Some records
++++++++

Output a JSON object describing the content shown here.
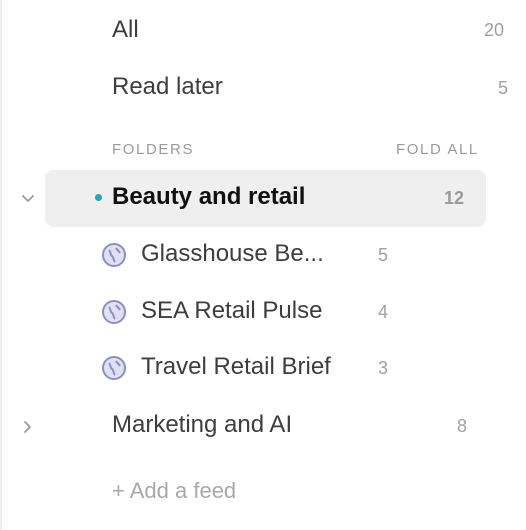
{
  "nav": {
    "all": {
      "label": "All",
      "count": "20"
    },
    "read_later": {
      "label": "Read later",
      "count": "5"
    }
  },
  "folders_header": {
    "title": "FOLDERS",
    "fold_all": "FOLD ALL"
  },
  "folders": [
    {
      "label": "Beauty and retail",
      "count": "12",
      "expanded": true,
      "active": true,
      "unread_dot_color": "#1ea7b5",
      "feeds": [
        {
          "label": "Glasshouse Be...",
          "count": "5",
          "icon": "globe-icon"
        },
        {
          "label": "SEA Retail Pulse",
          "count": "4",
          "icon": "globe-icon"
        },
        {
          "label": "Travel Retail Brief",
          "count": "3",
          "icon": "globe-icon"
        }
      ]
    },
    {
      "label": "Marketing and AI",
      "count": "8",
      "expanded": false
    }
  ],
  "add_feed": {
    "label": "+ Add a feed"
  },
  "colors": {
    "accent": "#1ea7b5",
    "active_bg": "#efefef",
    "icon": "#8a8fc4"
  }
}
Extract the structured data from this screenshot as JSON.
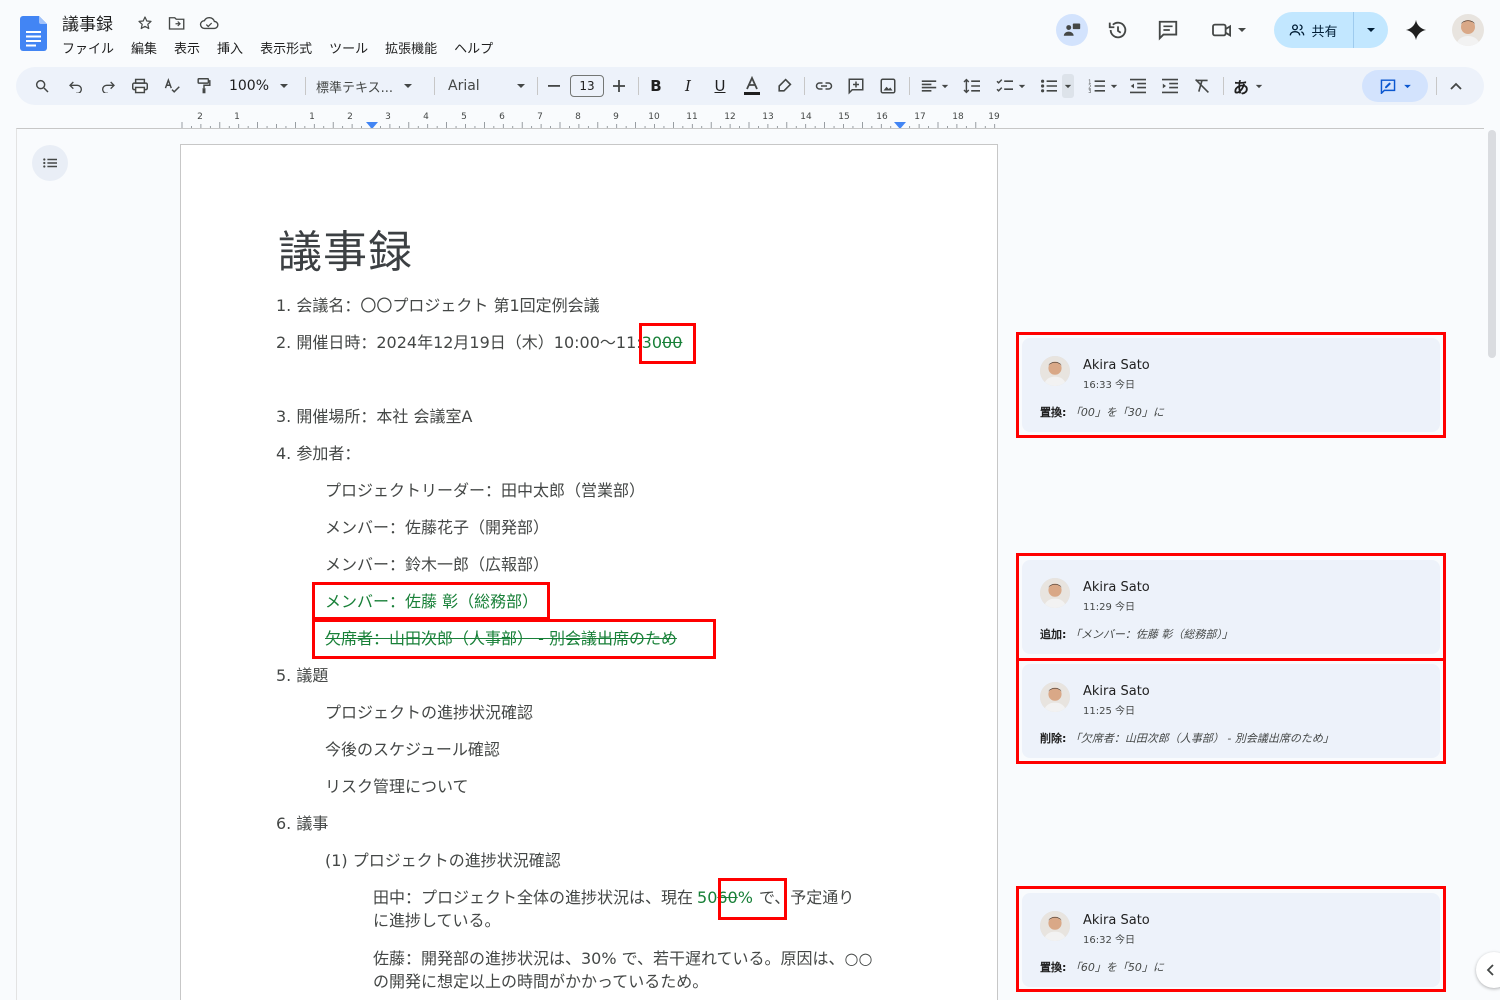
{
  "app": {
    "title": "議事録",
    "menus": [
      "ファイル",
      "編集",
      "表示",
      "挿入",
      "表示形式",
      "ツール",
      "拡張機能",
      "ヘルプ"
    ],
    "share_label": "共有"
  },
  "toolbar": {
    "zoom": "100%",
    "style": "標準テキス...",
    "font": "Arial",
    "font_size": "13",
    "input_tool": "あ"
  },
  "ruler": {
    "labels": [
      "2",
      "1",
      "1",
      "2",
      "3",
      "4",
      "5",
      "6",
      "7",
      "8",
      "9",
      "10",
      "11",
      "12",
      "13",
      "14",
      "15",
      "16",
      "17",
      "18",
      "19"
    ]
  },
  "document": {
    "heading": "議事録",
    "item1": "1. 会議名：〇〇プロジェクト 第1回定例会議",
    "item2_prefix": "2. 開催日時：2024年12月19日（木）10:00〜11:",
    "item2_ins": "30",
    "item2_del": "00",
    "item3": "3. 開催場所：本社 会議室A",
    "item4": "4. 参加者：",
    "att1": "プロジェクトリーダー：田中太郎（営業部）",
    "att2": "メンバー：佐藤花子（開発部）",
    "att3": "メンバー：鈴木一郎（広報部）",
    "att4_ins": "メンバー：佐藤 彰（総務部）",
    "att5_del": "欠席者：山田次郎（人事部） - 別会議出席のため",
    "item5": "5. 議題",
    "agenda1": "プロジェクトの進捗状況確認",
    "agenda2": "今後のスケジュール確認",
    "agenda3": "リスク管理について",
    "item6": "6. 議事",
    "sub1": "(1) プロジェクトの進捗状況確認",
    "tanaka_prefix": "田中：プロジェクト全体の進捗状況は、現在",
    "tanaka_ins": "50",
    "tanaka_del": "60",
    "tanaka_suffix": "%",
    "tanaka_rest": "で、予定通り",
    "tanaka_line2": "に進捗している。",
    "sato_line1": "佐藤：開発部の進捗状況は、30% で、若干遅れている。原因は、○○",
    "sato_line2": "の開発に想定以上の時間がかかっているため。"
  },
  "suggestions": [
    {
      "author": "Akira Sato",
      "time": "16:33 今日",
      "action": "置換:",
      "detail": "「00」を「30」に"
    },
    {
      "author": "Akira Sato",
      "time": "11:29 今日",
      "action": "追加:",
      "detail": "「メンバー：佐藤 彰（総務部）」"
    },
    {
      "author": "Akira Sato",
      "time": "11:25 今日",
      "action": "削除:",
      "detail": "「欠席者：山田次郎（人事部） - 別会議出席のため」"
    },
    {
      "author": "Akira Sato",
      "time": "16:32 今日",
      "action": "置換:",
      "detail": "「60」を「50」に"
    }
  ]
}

++++++++

--- PROBLEM DETAILS ---
Every record above must be given again exactly; drop the pictures.

--- WRITTEN REPLY ---
Output a JSON object describing the content shown here.
{
  "nav": {
    "all": {
      "label": "All",
      "count": "20"
    },
    "read_later": {
      "label": "Read later",
      "count": "5"
    }
  },
  "folders_header": {
    "title": "FOLDERS",
    "fold_all": "FOLD ALL"
  },
  "folders": [
    {
      "label": "Beauty and retail",
      "count": "12",
      "expanded": true,
      "active": true,
      "unread_dot_color": "#1ea7b5",
      "feeds": [
        {
          "label": "Glasshouse Be...",
          "count": "5",
          "icon": "globe-icon"
        },
        {
          "label": "SEA Retail Pulse",
          "count": "4",
          "icon": "globe-icon"
        },
        {
          "label": "Travel Retail Brief",
          "count": "3",
          "icon": "globe-icon"
        }
      ]
    },
    {
      "label": "Marketing and AI",
      "count": "8",
      "expanded": false
    }
  ],
  "add_feed": {
    "label": "+ Add a feed"
  },
  "colors": {
    "accent": "#1ea7b5",
    "active_bg": "#efefef",
    "icon": "#8a8fc4"
  }
}
Extract the structured data from this screenshot as JSON.
{
  "app": {
    "title": "議事録",
    "menus": [
      "ファイル",
      "編集",
      "表示",
      "挿入",
      "表示形式",
      "ツール",
      "拡張機能",
      "ヘルプ"
    ],
    "share_label": "共有"
  },
  "toolbar": {
    "zoom": "100%",
    "style": "標準テキス...",
    "font": "Arial",
    "font_size": "13",
    "input_tool": "あ"
  },
  "ruler": {
    "labels": [
      "2",
      "1",
      "1",
      "2",
      "3",
      "4",
      "5",
      "6",
      "7",
      "8",
      "9",
      "10",
      "11",
      "12",
      "13",
      "14",
      "15",
      "16",
      "17",
      "18",
      "19"
    ]
  },
  "document": {
    "heading": "議事録",
    "item1": "1. 会議名：〇〇プロジェクト 第1回定例会議",
    "item2_prefix": "2. 開催日時：2024年12月19日（木）10:00〜11:",
    "item2_ins": "30",
    "item2_del": "00",
    "item3": "3. 開催場所：本社 会議室A",
    "item4": "4. 参加者：",
    "att1": "プロジェクトリーダー：田中太郎（営業部）",
    "att2": "メンバー：佐藤花子（開発部）",
    "att3": "メンバー：鈴木一郎（広報部）",
    "att4_ins": "メンバー：佐藤 彰（総務部）",
    "att5_del": "欠席者：山田次郎（人事部） - 別会議出席のため",
    "item5": "5. 議題",
    "agenda1": "プロジェクトの進捗状況確認",
    "agenda2": "今後のスケジュール確認",
    "agenda3": "リスク管理について",
    "item6": "6. 議事",
    "sub1": "(1) プロジェクトの進捗状況確認",
    "tanaka_prefix": "田中：プロジェクト全体の進捗状況は、現在",
    "tanaka_ins": "50",
    "tanaka_del": "60",
    "tanaka_suffix": "%",
    "tanaka_rest": "で、予定通り",
    "tanaka_line2": "に進捗している。",
    "sato_line1": "佐藤：開発部の進捗状況は、30% で、若干遅れている。原因は、○○",
    "sato_line2": "の開発に想定以上の時間がかかっているため。"
  },
  "suggestions": [
    {
      "author": "Akira Sato",
      "time": "16:33 今日",
      "action": "置換:",
      "detail": "「00」を「30」に"
    },
    {
      "author": "Akira Sato",
      "time": "11:29 今日",
      "action": "追加:",
      "detail": "「メンバー：佐藤 彰（総務部）」"
    },
    {
      "author": "Akira Sato",
      "time": "11:25 今日",
      "action": "削除:",
      "detail": "「欠席者：山田次郎（人事部） - 別会議出席のため」"
    },
    {
      "author": "Akira Sato",
      "time": "16:32 今日",
      "action": "置換:",
      "detail": "「60」を「50」に"
    }
  ]
}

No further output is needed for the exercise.